作業指示:
1. 米価に関する記事をもとに、次の問いに答えてください。
(a) 28年産米の9月の相対取引価格は、全銘柄平均で60㎏あたりいくらでしたか。
(b) 「茨城コシヒカリ」の価格上昇率は何%でしたか。
(c) 27年産米の産地別事前契約比率で最も高かった県はどこで、その比率は何%でしたか。
2. 米価に関する記事のうち、「深掘り産地は全国平均上回る米価上昇-農水省のレポート2016年12月8日」で始まり「くらべて10.2万t多い127万t多い。」で終わる部分を、「農水省」を「農林水産省」に置き換えて書き直してください。

出典本文:
--------------------------------------------------

深掘り産地は全国平均上回る米価上昇-農水省のレポート2016年12月8日
農林水産省が毎月発行している「米に関するマンスリーレポート」は12月号からきめ細かな情報提供の一環として、生産調整の超過(深掘り)達成県と過剰作付け県との価格動向比較や、市場出回り量に対する事前契約数量比率など新たな情報を掲載している。
28年産米の9月の相対取引価格は、全銘柄平均で60㎏1万4342円となり、前年産平均価格より9%上昇している。
産地別にみると生産数量目標よりさらに深掘りを行った青森県(深掘り率10%)は作況指数が104だったものの、「青森まっしぐら」の価格は全国平均上昇率を上回る12%上昇した。
同じく秋田県(同4%)は「秋田あきたこまち」が10%、山形県(同1%)は「山形はえぬき」が11%上昇した。
一方、過剰作付けとなった茨城県では作況が99だったが、「茨城コシヒカリ」の価格上昇は5%にとどまった。農水省の分析で深掘り産地では作況が良くても、価格上昇率は全国平均を上回るが、過剰作付け産地の価格上昇率は全国平均を下回っている。
また、事前契約数量比率についても新たな試算をして情報掲載している。 事前契約とは、複数年契約、播種前契約、収穫前契約といった収穫時期の前にあらかじめ契約する取引で、その数量は2年続けて増加、平成28年産では前年産にくらべて10.2万t多い127万t多い。
マンスリーレポートではこれまで集荷数量を分母にした産地別の事前契約比率を公表してきたが、今回からは、市場出回り数量に近い農産物検査数量を分母にした比率を試算して掲載している。
この試算による27年産米の産地別事前契約比率は高い順から、(1)山口(事前契約比率55.1%)、(2)宮城(同52.1%)、(3)香川(同50.0%)、(4)島根(同44.7%)、(5)岩手(同44.1%)などとなっている。40%を超えたのは10県、30%台が3道県となっている。
そのほか、産地別一年古米在庫比率も農産物検査数量を分母にして在庫比率を試算し掲載している。低い順から(1)静岡(1.5%)、(2)宮崎(2.5%)、(3)奈良(3.4%)、(4)千葉(3.5%)、(5)徳島(3.6%)などとなっている。

--------------------------------------------------

データセットからの抜粋:
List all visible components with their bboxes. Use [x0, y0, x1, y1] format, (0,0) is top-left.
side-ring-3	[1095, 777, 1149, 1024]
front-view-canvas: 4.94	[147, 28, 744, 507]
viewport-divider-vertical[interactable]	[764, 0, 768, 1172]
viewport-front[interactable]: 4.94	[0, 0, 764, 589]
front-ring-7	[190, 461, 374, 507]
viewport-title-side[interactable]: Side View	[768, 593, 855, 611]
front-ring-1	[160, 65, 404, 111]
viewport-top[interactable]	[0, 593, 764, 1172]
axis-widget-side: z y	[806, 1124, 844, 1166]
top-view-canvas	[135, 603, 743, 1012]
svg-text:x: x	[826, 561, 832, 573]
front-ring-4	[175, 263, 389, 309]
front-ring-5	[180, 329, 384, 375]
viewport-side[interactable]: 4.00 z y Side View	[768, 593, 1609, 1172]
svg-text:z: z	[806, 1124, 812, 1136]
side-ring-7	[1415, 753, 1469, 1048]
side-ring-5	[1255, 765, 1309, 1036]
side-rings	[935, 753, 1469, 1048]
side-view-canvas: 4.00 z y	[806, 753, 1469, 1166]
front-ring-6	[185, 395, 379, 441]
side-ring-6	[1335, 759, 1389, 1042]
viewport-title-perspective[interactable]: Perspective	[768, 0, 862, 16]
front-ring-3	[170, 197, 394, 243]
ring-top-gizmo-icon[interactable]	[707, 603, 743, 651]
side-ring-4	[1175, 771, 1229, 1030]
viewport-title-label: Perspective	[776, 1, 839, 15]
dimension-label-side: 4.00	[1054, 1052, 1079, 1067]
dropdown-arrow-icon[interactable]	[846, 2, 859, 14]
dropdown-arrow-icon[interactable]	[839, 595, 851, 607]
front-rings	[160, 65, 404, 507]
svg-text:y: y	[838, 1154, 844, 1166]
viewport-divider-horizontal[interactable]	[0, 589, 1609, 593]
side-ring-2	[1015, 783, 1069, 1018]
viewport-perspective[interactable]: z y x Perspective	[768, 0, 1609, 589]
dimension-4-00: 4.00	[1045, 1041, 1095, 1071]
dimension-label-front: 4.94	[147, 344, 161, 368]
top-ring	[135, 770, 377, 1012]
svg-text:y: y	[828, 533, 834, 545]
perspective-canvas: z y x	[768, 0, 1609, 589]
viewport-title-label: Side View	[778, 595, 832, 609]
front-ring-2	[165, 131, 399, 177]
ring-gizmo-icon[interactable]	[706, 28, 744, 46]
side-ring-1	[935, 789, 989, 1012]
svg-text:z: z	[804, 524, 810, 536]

--------------------------------------------------

各課題の解答:
1.
(a) 1万4342円
(b) 5%
(c) 山口、55.1%

2.
深掘り産地は全国平均上回る米価上昇-農林水産省のレポート2016年12月8日
農林水産省が毎月発行している「米に関するマンスリーレポート」は12月号からきめ細かな情報提供の一環として、生産調整の超過(深掘り)達成県と過剰作付け県との価格動向比較や、市場出回り量に対する事前契約数量比率など新たな情報を掲載している。
28年産米の9月の相対取引価格は、全銘柄平均で60㎏1万4342円となり、前年産平均価格より9%上昇している。
産地別にみると生産数量目標よりさらに深掘りを行った青森県(深掘り率10%)は作況指数が104だったものの、「青森まっしぐら」の価格は全国平均上昇率を上回る12%上昇した。
同じく秋田県(同4%)は「秋田あきたこまち」が10%、山形県(同1%)は「山形はえぬき」が11%上昇した。
一方、過剰作付けとなった茨城県では作況が99だったが、「茨城コシヒカリ」の価格上昇は5%にとどまった。農林水産省の分析で深掘り産地では作況が良くても、価格上昇率は全国平均を上回るが、過剰作付け産地の価格上昇率は全国平均を下回っている。
また、事前契約数量比率についても新たな試算をして情報掲載している。 事前契約とは、複数年契約、播種前契約、収穫前契約といった収穫時期の前にあらかじめ契約する取引で、その数量は2年続けて増加、平成28年産では前年産にくらべて10.2万t多い127万t多い。